Give the data again, word for word.
** begin The records **
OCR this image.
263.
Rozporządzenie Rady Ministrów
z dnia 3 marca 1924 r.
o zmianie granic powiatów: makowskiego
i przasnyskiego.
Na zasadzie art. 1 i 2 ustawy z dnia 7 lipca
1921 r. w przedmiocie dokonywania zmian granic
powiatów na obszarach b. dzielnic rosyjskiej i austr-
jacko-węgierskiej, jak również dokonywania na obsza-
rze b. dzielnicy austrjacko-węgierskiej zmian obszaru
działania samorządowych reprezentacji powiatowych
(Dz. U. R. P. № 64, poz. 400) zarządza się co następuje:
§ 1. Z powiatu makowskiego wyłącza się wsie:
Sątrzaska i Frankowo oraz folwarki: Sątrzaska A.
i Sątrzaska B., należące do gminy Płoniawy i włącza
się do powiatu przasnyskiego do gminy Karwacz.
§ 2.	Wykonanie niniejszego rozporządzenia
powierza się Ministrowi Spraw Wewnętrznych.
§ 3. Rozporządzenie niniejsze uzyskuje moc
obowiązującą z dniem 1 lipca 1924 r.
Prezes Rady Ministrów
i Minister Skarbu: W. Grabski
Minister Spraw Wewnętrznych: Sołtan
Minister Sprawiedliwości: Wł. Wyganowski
** end The records **
## Result of this exercise
OCR this image.
263.
Rozporządzenie Rady Ministrów
z dnia 3 marca 1924 r.
o zmianie granic powiatów: makowskiego
i przasnyskiego.
Na zasadzie art. 1 i 2 ustawy z dnia 7 lipca
1921 r. w przedmiocie dokonywania zmian granic
powiatów na obszarach b. dzielnic rosyjskiej i austr-
jacko-węgierskiej, jak również dokonywania na obsza-
rze b. dzielnicy austrjacko-węgierskiej zmian obszaru
działania samorządowych reprezentacji powiatowych
(Dz. U. R. P. № 64, poz. 400) zarządza się co następuje:
§ 1. Z powiatu makowskiego wyłącza się wsie:
Sątrzaska i Frankowo oraz folwarki: Sątrzaska A.
i Sątrzaska B., należące do gminy Płoniawy i włącza
się do powiatu przasnyskiego do gminy Karwacz.
§ 2.	Wykonanie niniejszego rozporządzenia
powierza się Ministrowi Spraw Wewnętrznych.
§ 3. Rozporządzenie niniejsze uzyskuje moc
obowiązującą z dniem 1 lipca 1924 r.
Prezes Rady Ministrów
i Minister Skarbu: W. Grabski
Minister Spraw Wewnętrznych: Sołtan
Minister Sprawiedliwości: Wł. Wyganowski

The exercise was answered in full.